* **What to work on**:
Return all the data below as it stands, minus the pictures.

— start of Listed entries —

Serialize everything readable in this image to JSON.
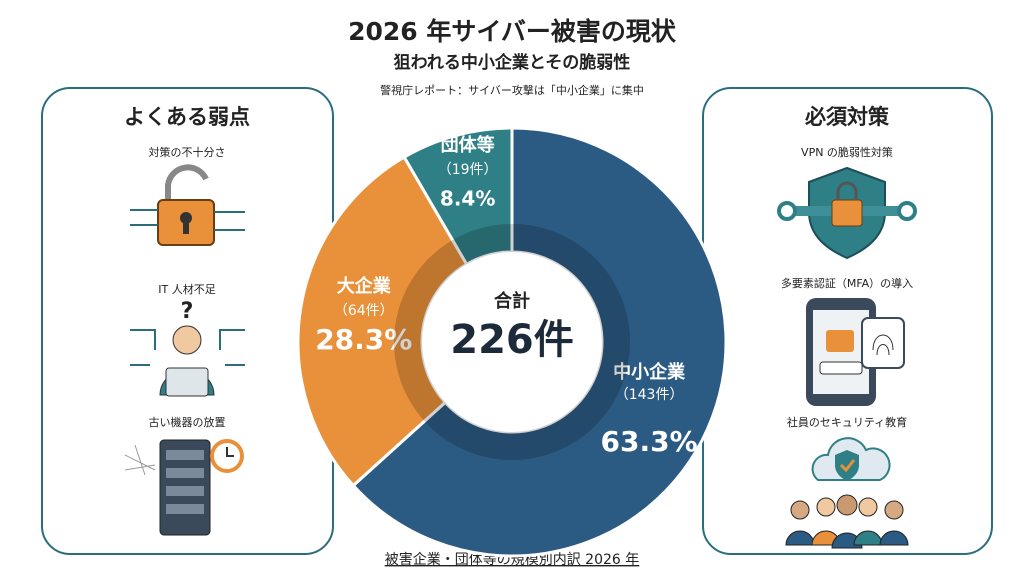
{
  "chart_data": {
    "type": "donut",
    "title": "2026 年サイバー被害の現状",
    "subtitle": "狙われる中小企業とその脆弱性",
    "note": "警視庁レポート：サイバー攻撃は「中小企業」に集中",
    "caption": "被害企業・団体等の規模別内訳 2026 年",
    "center_title": "合計",
    "center_value": "226件",
    "categories": [
      "中小企業",
      "大企業",
      "団体等"
    ],
    "count_labels": [
      "（143件）",
      "（64件）",
      "（19件）"
    ],
    "values": [
      63.3,
      28.3,
      8.4
    ],
    "value_labels": [
      "63.3%",
      "28.3%",
      "8.4%"
    ],
    "colors": [
      "#2b5a83",
      "#e8913a",
      "#2f7f87"
    ]
  },
  "left_panel": {
    "title": "よくある弱点",
    "items": [
      "対策の不十分さ",
      "IT 人材不足",
      "古い機器の放置"
    ]
  },
  "right_panel": {
    "title": "必須対策",
    "items": [
      "VPN の脆弱性対策",
      "多要素認証（MFA）の導入",
      "社員のセキュリティ教育"
    ]
  }
}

— end of Listed entries —

* **Problem solution**:
Serialize everything readable in this image to JSON.
{
  "chart_data": {
    "type": "donut",
    "title": "2026 年サイバー被害の現状",
    "subtitle": "狙われる中小企業とその脆弱性",
    "note": "警視庁レポート：サイバー攻撃は「中小企業」に集中",
    "caption": "被害企業・団体等の規模別内訳 2026 年",
    "center_title": "合計",
    "center_value": "226件",
    "categories": [
      "中小企業",
      "大企業",
      "団体等"
    ],
    "count_labels": [
      "（143件）",
      "（64件）",
      "（19件）"
    ],
    "values": [
      63.3,
      28.3,
      8.4
    ],
    "value_labels": [
      "63.3%",
      "28.3%",
      "8.4%"
    ],
    "colors": [
      "#2b5a83",
      "#e8913a",
      "#2f7f87"
    ]
  },
  "left_panel": {
    "title": "よくある弱点",
    "items": [
      "対策の不十分さ",
      "IT 人材不足",
      "古い機器の放置"
    ]
  },
  "right_panel": {
    "title": "必須対策",
    "items": [
      "VPN の脆弱性対策",
      "多要素認証（MFA）の導入",
      "社員のセキュリティ教育"
    ]
  }
}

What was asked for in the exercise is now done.